(Dataset records)
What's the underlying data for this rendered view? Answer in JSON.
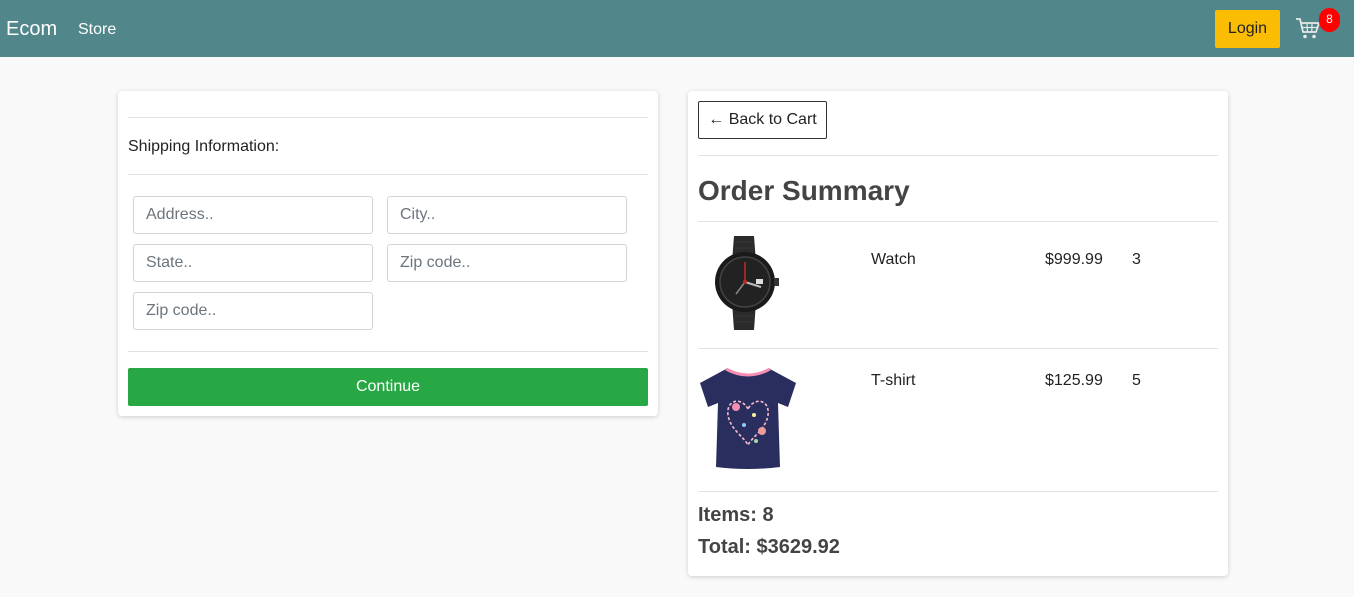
{
  "navbar": {
    "brand": "Ecom",
    "links": [
      "Store"
    ],
    "login_label": "Login",
    "cart_count": "8",
    "cart_icon": "shopping-cart-icon"
  },
  "shipping": {
    "heading": "Shipping Information:",
    "fields": [
      {
        "placeholder": "Address.."
      },
      {
        "placeholder": "City.."
      },
      {
        "placeholder": "State.."
      },
      {
        "placeholder": "Zip code.."
      },
      {
        "placeholder": "Zip code.."
      }
    ],
    "continue_label": "Continue"
  },
  "summary": {
    "back_label": "← Back to Cart",
    "title": "Order Summary",
    "items": [
      {
        "name": "Watch",
        "price": "$999.99",
        "quantity": "3",
        "image": "watch-image"
      },
      {
        "name": "T-shirt",
        "price": "$125.99",
        "quantity": "5",
        "image": "tshirt-image"
      }
    ],
    "items_label": "Items: 8",
    "total_label": "Total: $3629.92"
  },
  "colors": {
    "navbar": "#51868b",
    "login": "#fbbc04",
    "continue": "#28a745",
    "badge": "#ff0000"
  }
}
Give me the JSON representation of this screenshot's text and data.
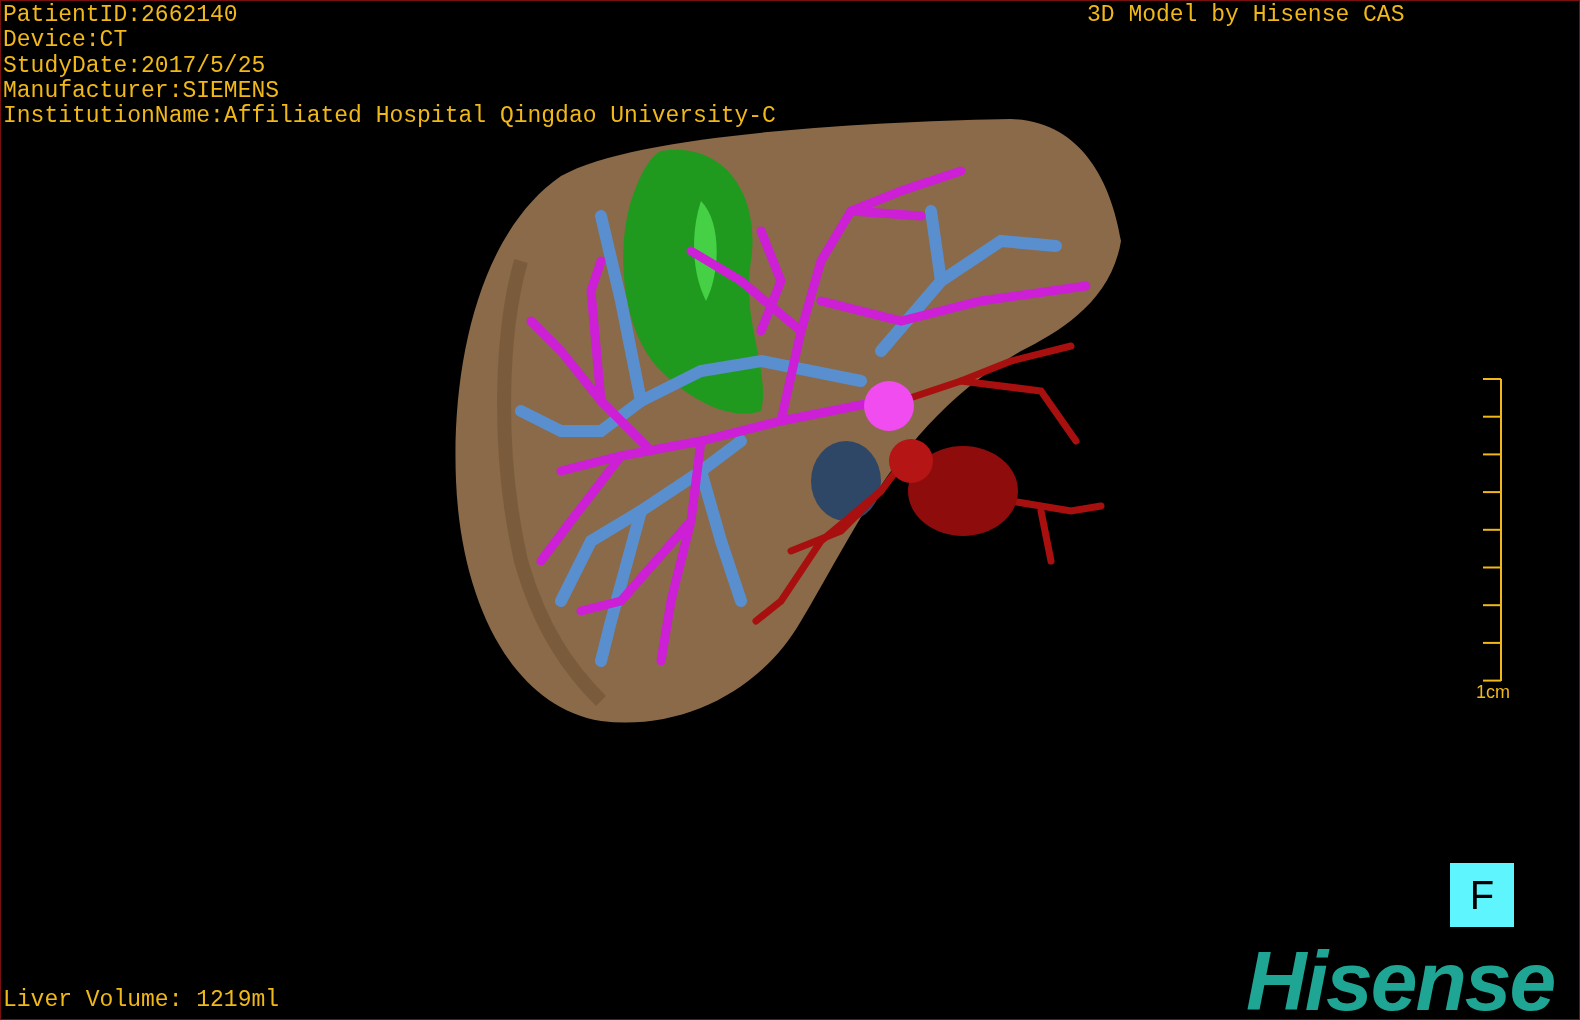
{
  "study_info": [
    "PatientID:2662140",
    "Device:CT",
    "StudyDate:2017/5/25",
    "Manufacturer:SIEMENS",
    "InstitutionName:Affiliated Hospital Qingdao University-C"
  ],
  "credit": "3D Model by Hisense CAS",
  "scale_bar": {
    "label": "1cm"
  },
  "orientation_button": "F",
  "liver_volume": "Liver Volume: 1219ml",
  "logo": "Hisense"
}
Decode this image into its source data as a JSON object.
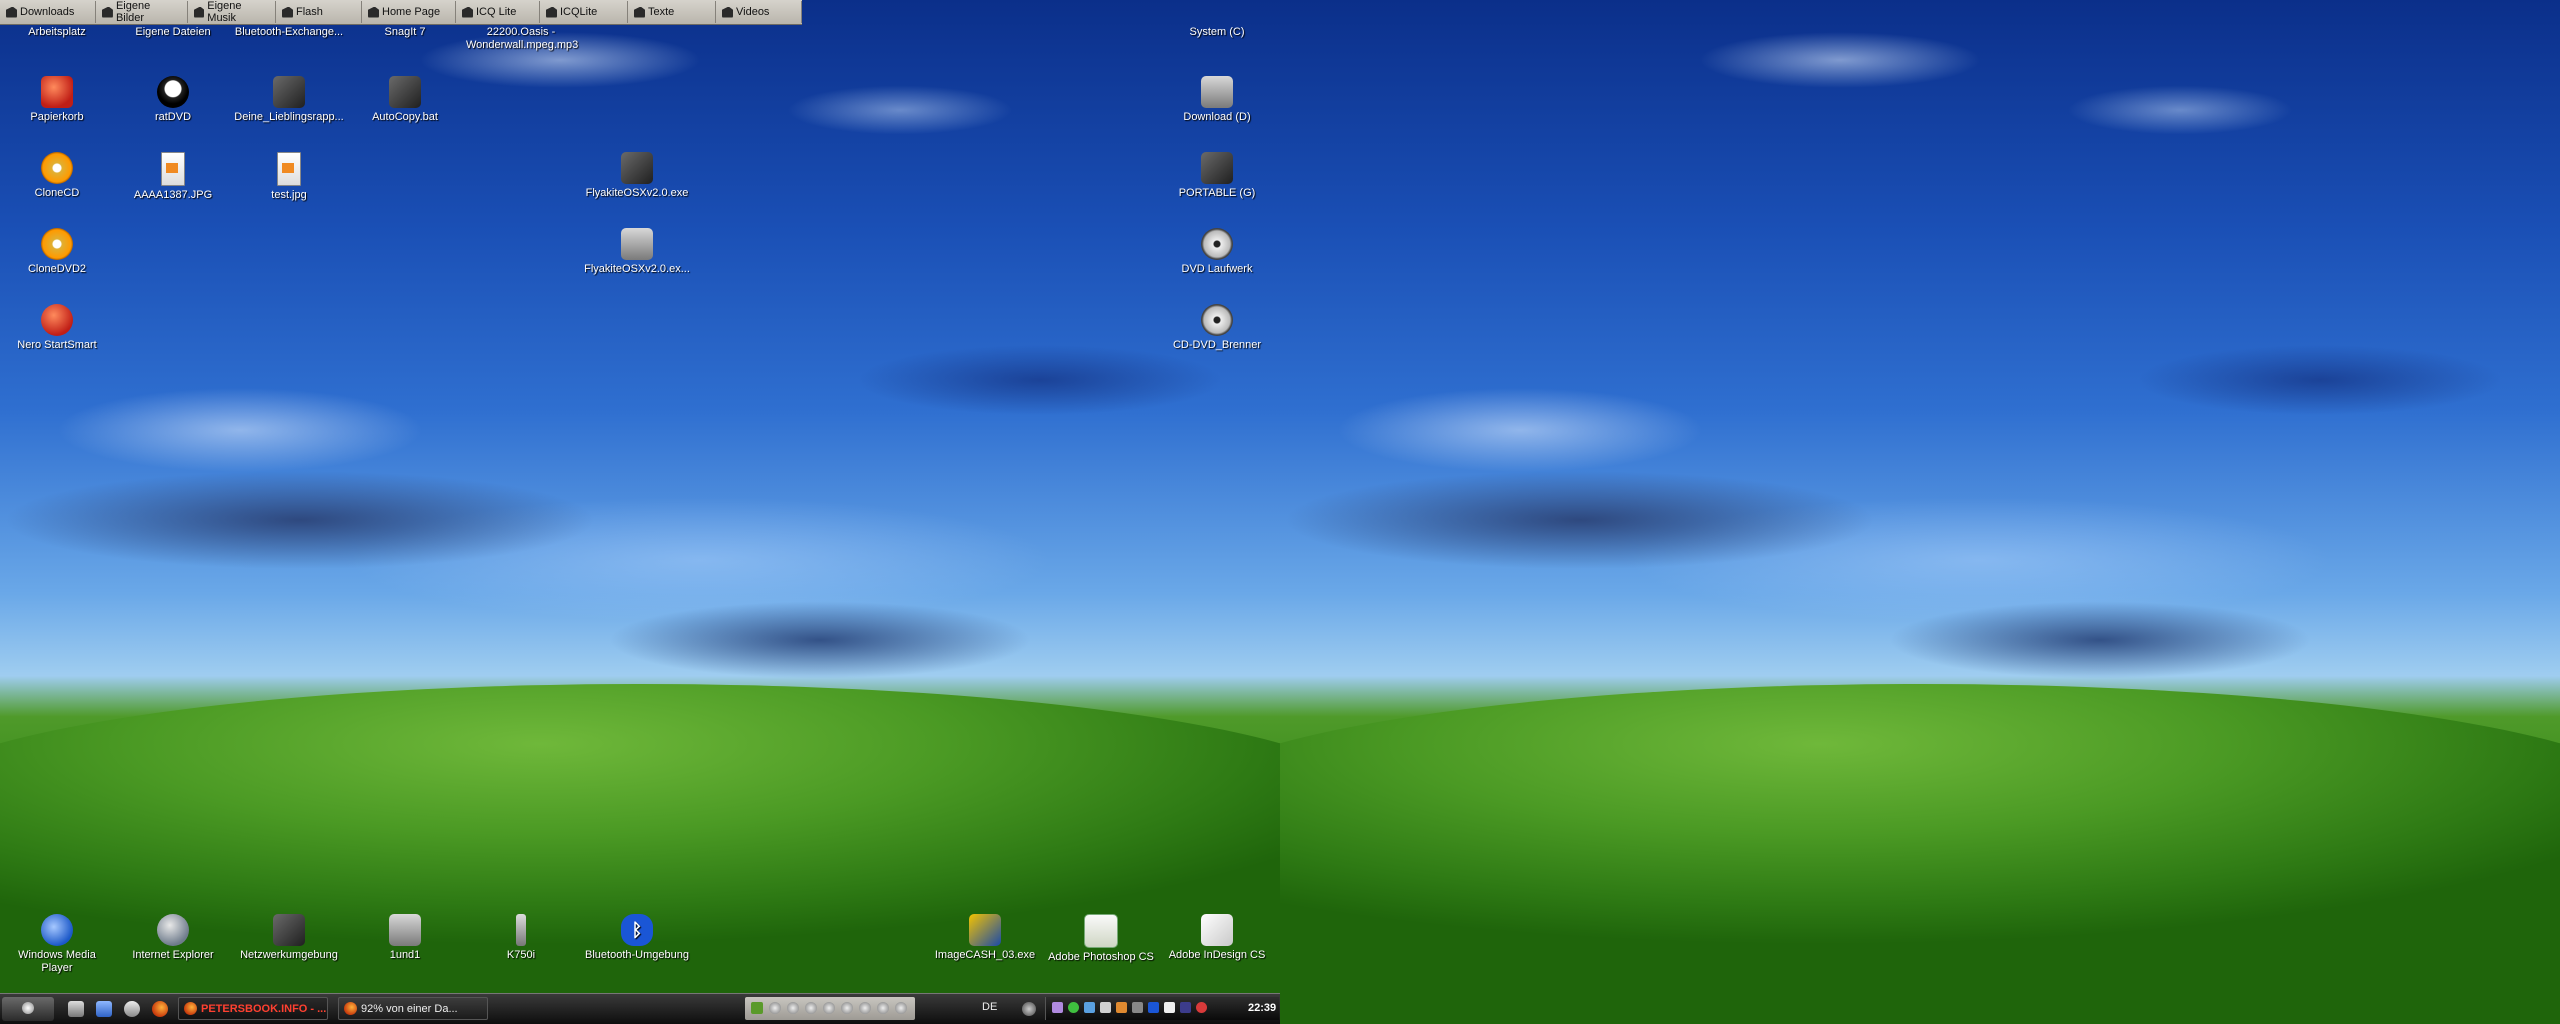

_The problem_
Give every record again exactly, apart from the pictures, which stay out.

_Solved exercise_
What's the underlying data for this rendered view? Answer in JSON.
{
  "navbar": {
    "brand": "Ecom",
    "links": [
      "Store"
    ],
    "login_label": "Login",
    "cart_count": "8",
    "cart_icon": "shopping-cart-icon"
  },
  "shipping": {
    "heading": "Shipping Information:",
    "fields": [
      {
        "placeholder": "Address.."
      },
      {
        "placeholder": "City.."
      },
      {
        "placeholder": "State.."
      },
      {
        "placeholder": "Zip code.."
      },
      {
        "placeholder": "Zip code.."
      }
    ],
    "continue_label": "Continue"
  },
  "summary": {
    "back_label": "← Back to Cart",
    "title": "Order Summary",
    "items": [
      {
        "name": "Watch",
        "price": "$999.99",
        "quantity": "3",
        "image": "watch-image"
      },
      {
        "name": "T-shirt",
        "price": "$125.99",
        "quantity": "5",
        "image": "tshirt-image"
      }
    ],
    "items_label": "Items: 8",
    "total_label": "Total: $3629.92"
  },
  "colors": {
    "navbar": "#51868b",
    "login": "#fbbc04",
    "continue": "#28a745",
    "badge": "#ff0000"
  }
}
Give me the JSON representation of this screenshot's text and data.
{
  "study_info": [
    "PatientID:2662140",
    "Device:CT",
    "StudyDate:2017/5/25",
    "Manufacturer:SIEMENS",
    "InstitutionName:Affiliated Hospital Qingdao University-C"
  ],
  "credit": "3D Model by Hisense CAS",
  "scale_bar": {
    "label": "1cm"
  },
  "orientation_button": "F",
  "liver_volume": "Liver Volume: 1219ml",
  "logo": "Hisense"
}
Decode this image into its source data as a JSON object.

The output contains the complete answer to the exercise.